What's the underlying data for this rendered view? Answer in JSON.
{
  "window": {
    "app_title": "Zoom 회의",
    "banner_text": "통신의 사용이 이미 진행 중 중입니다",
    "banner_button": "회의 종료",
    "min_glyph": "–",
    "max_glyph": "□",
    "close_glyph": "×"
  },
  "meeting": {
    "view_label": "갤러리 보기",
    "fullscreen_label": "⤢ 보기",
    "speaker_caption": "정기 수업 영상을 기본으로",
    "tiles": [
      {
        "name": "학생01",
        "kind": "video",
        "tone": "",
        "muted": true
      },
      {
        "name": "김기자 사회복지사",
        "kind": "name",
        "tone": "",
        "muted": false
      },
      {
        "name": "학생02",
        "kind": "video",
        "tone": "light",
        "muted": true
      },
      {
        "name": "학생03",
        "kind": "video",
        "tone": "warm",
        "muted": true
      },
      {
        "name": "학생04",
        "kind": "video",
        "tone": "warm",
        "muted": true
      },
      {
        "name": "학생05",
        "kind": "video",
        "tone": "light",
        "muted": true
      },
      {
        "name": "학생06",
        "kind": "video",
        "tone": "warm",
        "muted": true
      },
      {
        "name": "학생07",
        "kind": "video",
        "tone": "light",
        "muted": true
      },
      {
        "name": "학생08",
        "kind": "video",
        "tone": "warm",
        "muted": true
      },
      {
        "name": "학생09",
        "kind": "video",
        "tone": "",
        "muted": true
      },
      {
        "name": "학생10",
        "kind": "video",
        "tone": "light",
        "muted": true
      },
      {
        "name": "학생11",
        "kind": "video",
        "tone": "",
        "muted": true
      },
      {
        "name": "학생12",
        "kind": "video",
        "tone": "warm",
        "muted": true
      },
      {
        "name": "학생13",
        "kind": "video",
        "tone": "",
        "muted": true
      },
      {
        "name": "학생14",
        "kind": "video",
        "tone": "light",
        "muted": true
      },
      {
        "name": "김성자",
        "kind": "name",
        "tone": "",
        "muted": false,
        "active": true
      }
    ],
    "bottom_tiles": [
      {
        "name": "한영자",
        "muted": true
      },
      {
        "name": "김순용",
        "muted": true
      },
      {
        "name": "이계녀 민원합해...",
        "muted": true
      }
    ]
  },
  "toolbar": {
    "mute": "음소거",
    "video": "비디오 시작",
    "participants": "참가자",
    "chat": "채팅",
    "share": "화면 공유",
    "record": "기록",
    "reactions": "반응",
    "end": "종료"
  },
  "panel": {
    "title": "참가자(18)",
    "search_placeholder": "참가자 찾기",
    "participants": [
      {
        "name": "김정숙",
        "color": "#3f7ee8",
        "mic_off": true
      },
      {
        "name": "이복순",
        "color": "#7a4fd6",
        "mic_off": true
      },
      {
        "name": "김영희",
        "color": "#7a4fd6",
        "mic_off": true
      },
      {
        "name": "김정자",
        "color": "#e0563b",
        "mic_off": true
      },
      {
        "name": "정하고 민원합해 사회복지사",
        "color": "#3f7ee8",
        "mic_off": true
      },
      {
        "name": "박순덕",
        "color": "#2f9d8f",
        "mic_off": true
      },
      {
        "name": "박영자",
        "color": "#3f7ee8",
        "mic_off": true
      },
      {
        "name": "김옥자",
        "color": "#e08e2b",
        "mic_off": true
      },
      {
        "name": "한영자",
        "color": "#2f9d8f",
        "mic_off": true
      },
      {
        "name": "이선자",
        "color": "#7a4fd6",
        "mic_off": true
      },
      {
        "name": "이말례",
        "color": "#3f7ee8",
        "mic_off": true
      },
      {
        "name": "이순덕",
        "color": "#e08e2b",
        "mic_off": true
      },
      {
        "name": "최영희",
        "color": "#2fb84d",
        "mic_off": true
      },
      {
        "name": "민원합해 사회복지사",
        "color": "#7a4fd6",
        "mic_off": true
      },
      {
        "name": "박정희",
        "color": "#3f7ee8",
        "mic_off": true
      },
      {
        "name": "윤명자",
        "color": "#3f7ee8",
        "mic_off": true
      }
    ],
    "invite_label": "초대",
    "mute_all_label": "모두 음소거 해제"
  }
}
^^^^^^^^^^^^^^^^
Go through the listing and copy all of it exactly.

Exercise solution:
What's the underlying data for this rendered view? Answer in JSON.
{
  "window": {
    "app_title": "Zoom 회의",
    "banner_text": "통신의 사용이 이미 진행 중 중입니다",
    "banner_button": "회의 종료",
    "min_glyph": "–",
    "max_glyph": "□",
    "close_glyph": "×"
  },
  "meeting": {
    "view_label": "갤러리 보기",
    "fullscreen_label": "⤢ 보기",
    "speaker_caption": "정기 수업 영상을 기본으로",
    "tiles": [
      {
        "name": "학생01",
        "kind": "video",
        "tone": "",
        "muted": true
      },
      {
        "name": "김기자 사회복지사",
        "kind": "name",
        "tone": "",
        "muted": false
      },
      {
        "name": "학생02",
        "kind": "video",
        "tone": "light",
        "muted": true
      },
      {
        "name": "학생03",
        "kind": "video",
        "tone": "warm",
        "muted": true
      },
      {
        "name": "학생04",
        "kind": "video",
        "tone": "warm",
        "muted": true
      },
      {
        "name": "학생05",
        "kind": "video",
        "tone": "light",
        "muted": true
      },
      {
        "name": "학생06",
        "kind": "video",
        "tone": "warm",
        "muted": true
      },
      {
        "name": "학생07",
        "kind": "video",
        "tone": "light",
        "muted": true
      },
      {
        "name": "학생08",
        "kind": "video",
        "tone": "warm",
        "muted": true
      },
      {
        "name": "학생09",
        "kind": "video",
        "tone": "",
        "muted": true
      },
      {
        "name": "학생10",
        "kind": "video",
        "tone": "light",
        "muted": true
      },
      {
        "name": "학생11",
        "kind": "video",
        "tone": "",
        "muted": true
      },
      {
        "name": "학생12",
        "kind": "video",
        "tone": "warm",
        "muted": true
      },
      {
        "name": "학생13",
        "kind": "video",
        "tone": "",
        "muted": true
      },
      {
        "name": "학생14",
        "kind": "video",
        "tone": "light",
        "muted": true
      },
      {
        "name": "김성자",
        "kind": "name",
        "tone": "",
        "muted": false,
        "active": true
      }
    ],
    "bottom_tiles": [
      {
        "name": "한영자",
        "muted": true
      },
      {
        "name": "김순용",
        "muted": true
      },
      {
        "name": "이계녀 민원합해...",
        "muted": true
      }
    ]
  },
  "toolbar": {
    "mute": "음소거",
    "video": "비디오 시작",
    "participants": "참가자",
    "chat": "채팅",
    "share": "화면 공유",
    "record": "기록",
    "reactions": "반응",
    "end": "종료"
  },
  "panel": {
    "title": "참가자(18)",
    "search_placeholder": "참가자 찾기",
    "participants": [
      {
        "name": "김정숙",
        "color": "#3f7ee8",
        "mic_off": true
      },
      {
        "name": "이복순",
        "color": "#7a4fd6",
        "mic_off": true
      },
      {
        "name": "김영희",
        "color": "#7a4fd6",
        "mic_off": true
      },
      {
        "name": "김정자",
        "color": "#e0563b",
        "mic_off": true
      },
      {
        "name": "정하고 민원합해 사회복지사",
        "color": "#3f7ee8",
        "mic_off": true
      },
      {
        "name": "박순덕",
        "color": "#2f9d8f",
        "mic_off": true
      },
      {
        "name": "박영자",
        "color": "#3f7ee8",
        "mic_off": true
      },
      {
        "name": "김옥자",
        "color": "#e08e2b",
        "mic_off": true
      },
      {
        "name": "한영자",
        "color": "#2f9d8f",
        "mic_off": true
      },
      {
        "name": "이선자",
        "color": "#7a4fd6",
        "mic_off": true
      },
      {
        "name": "이말례",
        "color": "#3f7ee8",
        "mic_off": true
      },
      {
        "name": "이순덕",
        "color": "#e08e2b",
        "mic_off": true
      },
      {
        "name": "최영희",
        "color": "#2fb84d",
        "mic_off": true
      },
      {
        "name": "민원합해 사회복지사",
        "color": "#7a4fd6",
        "mic_off": true
      },
      {
        "name": "박정희",
        "color": "#3f7ee8",
        "mic_off": true
      },
      {
        "name": "윤명자",
        "color": "#3f7ee8",
        "mic_off": true
      }
    ],
    "invite_label": "초대",
    "mute_all_label": "모두 음소거 해제"
  }
}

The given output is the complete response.